Requirements:
Identify and pull out each line of the entries in which "value" occurs.

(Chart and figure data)
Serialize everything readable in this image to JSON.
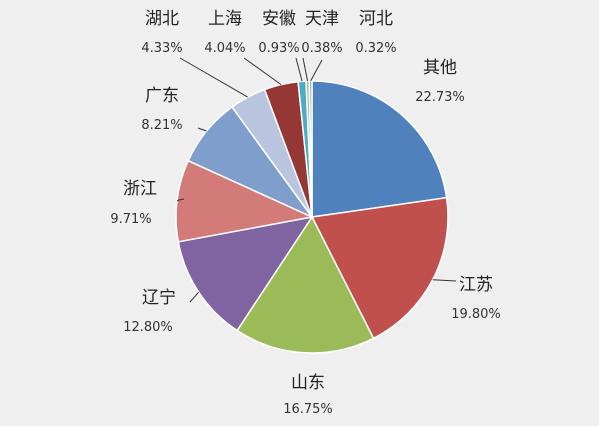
{
  "chart_data": {
    "type": "pie",
    "title": "",
    "legend": "none",
    "slices": [
      {
        "label": "其他",
        "value": 22.73,
        "display": "22.73%",
        "color": "#4f81bd"
      },
      {
        "label": "江苏",
        "value": 19.8,
        "display": "19.80%",
        "color": "#c0504d"
      },
      {
        "label": "山东",
        "value": 16.75,
        "display": "16.75%",
        "color": "#9bbb59"
      },
      {
        "label": "辽宁",
        "value": 12.8,
        "display": "12.80%",
        "color": "#8064a2"
      },
      {
        "label": "浙江",
        "value": 9.71,
        "display": "9.71%",
        "color": "#d27b78"
      },
      {
        "label": "广东",
        "value": 8.21,
        "display": "8.21%",
        "color": "#7f9ecb"
      },
      {
        "label": "湖北",
        "value": 4.33,
        "display": "4.33%",
        "color": "#b9c4de"
      },
      {
        "label": "上海",
        "value": 4.04,
        "display": "4.04%",
        "color": "#953735"
      },
      {
        "label": "安徽",
        "value": 0.93,
        "display": "0.93%",
        "color": "#4bacc6"
      },
      {
        "label": "天津",
        "value": 0.38,
        "display": "0.38%",
        "color": "#a8c27a"
      },
      {
        "label": "河北",
        "value": 0.32,
        "display": "0.32%",
        "color": "#8ea8d4"
      }
    ]
  },
  "colors": {
    "background": "#efefef",
    "stroke": "#ffffff",
    "leader": "#333333"
  }
}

Full output:
        "value": 22.73,
        "value": 19.8,
        "value": 16.75,
        "value": 12.8,
        "value": 9.71,
        "value": 8.21,
        "value": 4.33,
        "value": 4.04,
        "value": 0.93,
        "value": 0.38,
        "value": 0.32,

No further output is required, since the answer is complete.